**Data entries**
====================
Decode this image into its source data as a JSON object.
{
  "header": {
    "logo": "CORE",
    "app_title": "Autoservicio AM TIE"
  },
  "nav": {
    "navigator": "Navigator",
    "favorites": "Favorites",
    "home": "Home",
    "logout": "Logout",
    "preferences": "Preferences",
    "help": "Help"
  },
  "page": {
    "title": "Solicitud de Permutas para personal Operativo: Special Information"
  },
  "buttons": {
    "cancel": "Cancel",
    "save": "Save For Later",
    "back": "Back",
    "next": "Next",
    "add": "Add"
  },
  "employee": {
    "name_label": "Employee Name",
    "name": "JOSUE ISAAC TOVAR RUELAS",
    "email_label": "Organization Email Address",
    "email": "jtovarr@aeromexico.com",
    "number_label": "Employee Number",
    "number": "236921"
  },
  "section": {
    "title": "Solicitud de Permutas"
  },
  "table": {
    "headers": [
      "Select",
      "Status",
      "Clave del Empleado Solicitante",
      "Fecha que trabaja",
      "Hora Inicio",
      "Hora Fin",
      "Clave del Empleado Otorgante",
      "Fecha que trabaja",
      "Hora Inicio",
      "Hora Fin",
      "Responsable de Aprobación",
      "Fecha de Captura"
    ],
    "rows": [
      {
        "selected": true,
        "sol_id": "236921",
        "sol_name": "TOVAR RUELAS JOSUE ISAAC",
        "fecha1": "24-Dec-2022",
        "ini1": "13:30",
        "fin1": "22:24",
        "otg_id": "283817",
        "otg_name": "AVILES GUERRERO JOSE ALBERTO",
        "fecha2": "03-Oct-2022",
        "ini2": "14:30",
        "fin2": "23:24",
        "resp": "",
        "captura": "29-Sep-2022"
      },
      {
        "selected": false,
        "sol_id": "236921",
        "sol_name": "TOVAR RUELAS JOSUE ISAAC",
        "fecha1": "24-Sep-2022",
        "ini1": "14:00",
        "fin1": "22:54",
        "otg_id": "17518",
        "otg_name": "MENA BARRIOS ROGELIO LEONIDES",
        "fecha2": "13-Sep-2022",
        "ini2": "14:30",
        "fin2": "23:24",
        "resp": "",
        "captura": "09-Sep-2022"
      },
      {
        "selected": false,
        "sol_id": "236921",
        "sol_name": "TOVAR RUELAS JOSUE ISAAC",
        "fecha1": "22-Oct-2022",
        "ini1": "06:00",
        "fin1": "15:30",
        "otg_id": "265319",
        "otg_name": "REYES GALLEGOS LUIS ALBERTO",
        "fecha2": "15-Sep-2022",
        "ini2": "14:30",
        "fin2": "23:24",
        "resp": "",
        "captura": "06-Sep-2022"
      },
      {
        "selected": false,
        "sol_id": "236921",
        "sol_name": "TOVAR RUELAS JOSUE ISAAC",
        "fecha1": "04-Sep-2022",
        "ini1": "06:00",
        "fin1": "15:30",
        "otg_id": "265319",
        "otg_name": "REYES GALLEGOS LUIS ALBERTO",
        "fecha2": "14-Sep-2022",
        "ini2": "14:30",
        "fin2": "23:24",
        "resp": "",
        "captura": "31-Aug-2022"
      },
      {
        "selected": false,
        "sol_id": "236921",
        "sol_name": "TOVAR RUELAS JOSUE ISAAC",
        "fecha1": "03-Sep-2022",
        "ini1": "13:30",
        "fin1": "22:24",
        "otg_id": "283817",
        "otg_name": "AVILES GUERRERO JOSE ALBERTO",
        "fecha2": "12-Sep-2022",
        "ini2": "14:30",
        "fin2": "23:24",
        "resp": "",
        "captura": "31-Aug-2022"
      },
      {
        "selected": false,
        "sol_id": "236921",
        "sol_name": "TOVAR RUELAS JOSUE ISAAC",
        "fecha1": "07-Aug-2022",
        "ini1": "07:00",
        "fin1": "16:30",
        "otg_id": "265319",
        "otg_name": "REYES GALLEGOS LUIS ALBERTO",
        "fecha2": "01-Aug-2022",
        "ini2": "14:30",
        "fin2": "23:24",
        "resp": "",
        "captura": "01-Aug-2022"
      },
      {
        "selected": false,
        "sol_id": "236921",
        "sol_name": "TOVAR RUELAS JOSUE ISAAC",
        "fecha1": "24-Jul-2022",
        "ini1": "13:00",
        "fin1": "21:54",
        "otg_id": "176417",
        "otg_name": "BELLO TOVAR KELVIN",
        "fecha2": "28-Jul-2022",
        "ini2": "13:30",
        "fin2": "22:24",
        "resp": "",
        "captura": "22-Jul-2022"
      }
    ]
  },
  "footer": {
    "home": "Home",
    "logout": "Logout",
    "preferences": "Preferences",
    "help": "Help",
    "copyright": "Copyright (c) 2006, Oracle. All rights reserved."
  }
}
====================
**YOUR TASK**
Repeat every record, keeping each word and mark exactly as it is.

**RESPONSE BELOW**
Decode this image into its source data as a JSON object.
{
  "header": {
    "logo": "CORE",
    "app_title": "Autoservicio AM TIE"
  },
  "nav": {
    "navigator": "Navigator",
    "favorites": "Favorites",
    "home": "Home",
    "logout": "Logout",
    "preferences": "Preferences",
    "help": "Help"
  },
  "page": {
    "title": "Solicitud de Permutas para personal Operativo: Special Information"
  },
  "buttons": {
    "cancel": "Cancel",
    "save": "Save For Later",
    "back": "Back",
    "next": "Next",
    "add": "Add"
  },
  "employee": {
    "name_label": "Employee Name",
    "name": "JOSUE ISAAC TOVAR RUELAS",
    "email_label": "Organization Email Address",
    "email": "jtovarr@aeromexico.com",
    "number_label": "Employee Number",
    "number": "236921"
  },
  "section": {
    "title": "Solicitud de Permutas"
  },
  "table": {
    "headers": [
      "Select",
      "Status",
      "Clave del Empleado Solicitante",
      "Fecha que trabaja",
      "Hora Inicio",
      "Hora Fin",
      "Clave del Empleado Otorgante",
      "Fecha que trabaja",
      "Hora Inicio",
      "Hora Fin",
      "Responsable de Aprobación",
      "Fecha de Captura"
    ],
    "rows": [
      {
        "selected": true,
        "sol_id": "236921",
        "sol_name": "TOVAR RUELAS JOSUE ISAAC",
        "fecha1": "24-Dec-2022",
        "ini1": "13:30",
        "fin1": "22:24",
        "otg_id": "283817",
        "otg_name": "AVILES GUERRERO JOSE ALBERTO",
        "fecha2": "03-Oct-2022",
        "ini2": "14:30",
        "fin2": "23:24",
        "resp": "",
        "captura": "29-Sep-2022"
      },
      {
        "selected": false,
        "sol_id": "236921",
        "sol_name": "TOVAR RUELAS JOSUE ISAAC",
        "fecha1": "24-Sep-2022",
        "ini1": "14:00",
        "fin1": "22:54",
        "otg_id": "17518",
        "otg_name": "MENA BARRIOS ROGELIO LEONIDES",
        "fecha2": "13-Sep-2022",
        "ini2": "14:30",
        "fin2": "23:24",
        "resp": "",
        "captura": "09-Sep-2022"
      },
      {
        "selected": false,
        "sol_id": "236921",
        "sol_name": "TOVAR RUELAS JOSUE ISAAC",
        "fecha1": "22-Oct-2022",
        "ini1": "06:00",
        "fin1": "15:30",
        "otg_id": "265319",
        "otg_name": "REYES GALLEGOS LUIS ALBERTO",
        "fecha2": "15-Sep-2022",
        "ini2": "14:30",
        "fin2": "23:24",
        "resp": "",
        "captura": "06-Sep-2022"
      },
      {
        "selected": false,
        "sol_id": "236921",
        "sol_name": "TOVAR RUELAS JOSUE ISAAC",
        "fecha1": "04-Sep-2022",
        "ini1": "06:00",
        "fin1": "15:30",
        "otg_id": "265319",
        "otg_name": "REYES GALLEGOS LUIS ALBERTO",
        "fecha2": "14-Sep-2022",
        "ini2": "14:30",
        "fin2": "23:24",
        "resp": "",
        "captura": "31-Aug-2022"
      },
      {
        "selected": false,
        "sol_id": "236921",
        "sol_name": "TOVAR RUELAS JOSUE ISAAC",
        "fecha1": "03-Sep-2022",
        "ini1": "13:30",
        "fin1": "22:24",
        "otg_id": "283817",
        "otg_name": "AVILES GUERRERO JOSE ALBERTO",
        "fecha2": "12-Sep-2022",
        "ini2": "14:30",
        "fin2": "23:24",
        "resp": "",
        "captura": "31-Aug-2022"
      },
      {
        "selected": false,
        "sol_id": "236921",
        "sol_name": "TOVAR RUELAS JOSUE ISAAC",
        "fecha1": "07-Aug-2022",
        "ini1": "07:00",
        "fin1": "16:30",
        "otg_id": "265319",
        "otg_name": "REYES GALLEGOS LUIS ALBERTO",
        "fecha2": "01-Aug-2022",
        "ini2": "14:30",
        "fin2": "23:24",
        "resp": "",
        "captura": "01-Aug-2022"
      },
      {
        "selected": false,
        "sol_id": "236921",
        "sol_name": "TOVAR RUELAS JOSUE ISAAC",
        "fecha1": "24-Jul-2022",
        "ini1": "13:00",
        "fin1": "21:54",
        "otg_id": "176417",
        "otg_name": "BELLO TOVAR KELVIN",
        "fecha2": "28-Jul-2022",
        "ini2": "13:30",
        "fin2": "22:24",
        "resp": "",
        "captura": "22-Jul-2022"
      }
    ]
  },
  "footer": {
    "home": "Home",
    "logout": "Logout",
    "preferences": "Preferences",
    "help": "Help",
    "copyright": "Copyright (c) 2006, Oracle. All rights reserved."
  }
}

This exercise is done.